* **Stated problem**: Output every record below exactly as it appears.

* **Information shown**:
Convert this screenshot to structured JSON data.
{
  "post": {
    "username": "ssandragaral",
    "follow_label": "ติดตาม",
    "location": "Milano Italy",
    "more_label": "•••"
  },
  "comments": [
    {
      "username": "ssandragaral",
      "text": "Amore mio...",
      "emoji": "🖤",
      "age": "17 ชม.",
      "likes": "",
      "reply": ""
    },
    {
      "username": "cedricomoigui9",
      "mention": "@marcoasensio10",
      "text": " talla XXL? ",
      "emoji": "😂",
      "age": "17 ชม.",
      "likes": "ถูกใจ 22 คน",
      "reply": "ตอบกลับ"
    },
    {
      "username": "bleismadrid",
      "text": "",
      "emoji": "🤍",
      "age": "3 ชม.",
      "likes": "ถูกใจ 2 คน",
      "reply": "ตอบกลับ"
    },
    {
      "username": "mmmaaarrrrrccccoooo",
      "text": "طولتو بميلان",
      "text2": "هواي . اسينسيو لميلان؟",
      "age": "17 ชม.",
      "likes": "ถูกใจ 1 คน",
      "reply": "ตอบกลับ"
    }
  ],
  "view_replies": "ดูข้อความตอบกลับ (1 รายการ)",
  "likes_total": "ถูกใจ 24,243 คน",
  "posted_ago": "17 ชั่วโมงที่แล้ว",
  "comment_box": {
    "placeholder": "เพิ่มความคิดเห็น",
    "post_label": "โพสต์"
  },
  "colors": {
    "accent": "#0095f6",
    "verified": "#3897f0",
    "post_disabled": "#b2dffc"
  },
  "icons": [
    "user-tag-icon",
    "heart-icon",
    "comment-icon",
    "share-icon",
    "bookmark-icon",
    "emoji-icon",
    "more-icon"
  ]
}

* **Problem solution**:
Convert this screenshot to structured JSON data.
{
  "post": {
    "username": "ssandragaral",
    "follow_label": "ติดตาม",
    "location": "Milano Italy",
    "more_label": "•••"
  },
  "comments": [
    {
      "username": "ssandragaral",
      "text": "Amore mio...",
      "emoji": "🖤",
      "age": "17 ชม.",
      "likes": "",
      "reply": ""
    },
    {
      "username": "cedricomoigui9",
      "mention": "@marcoasensio10",
      "text": " talla XXL? ",
      "emoji": "😂",
      "age": "17 ชม.",
      "likes": "ถูกใจ 22 คน",
      "reply": "ตอบกลับ"
    },
    {
      "username": "bleismadrid",
      "text": "",
      "emoji": "🤍",
      "age": "3 ชม.",
      "likes": "ถูกใจ 2 คน",
      "reply": "ตอบกลับ"
    },
    {
      "username": "mmmaaarrrrrccccoooo",
      "text": "طولتو بميلان",
      "text2": "هواي . اسينسيو لميلان؟",
      "age": "17 ชม.",
      "likes": "ถูกใจ 1 คน",
      "reply": "ตอบกลับ"
    }
  ],
  "view_replies": "ดูข้อความตอบกลับ (1 รายการ)",
  "likes_total": "ถูกใจ 24,243 คน",
  "posted_ago": "17 ชั่วโมงที่แล้ว",
  "comment_box": {
    "placeholder": "เพิ่มความคิดเห็น",
    "post_label": "โพสต์"
  },
  "colors": {
    "accent": "#0095f6",
    "verified": "#3897f0",
    "post_disabled": "#b2dffc"
  },
  "icons": [
    "user-tag-icon",
    "heart-icon",
    "comment-icon",
    "share-icon",
    "bookmark-icon",
    "emoji-icon",
    "more-icon"
  ]
}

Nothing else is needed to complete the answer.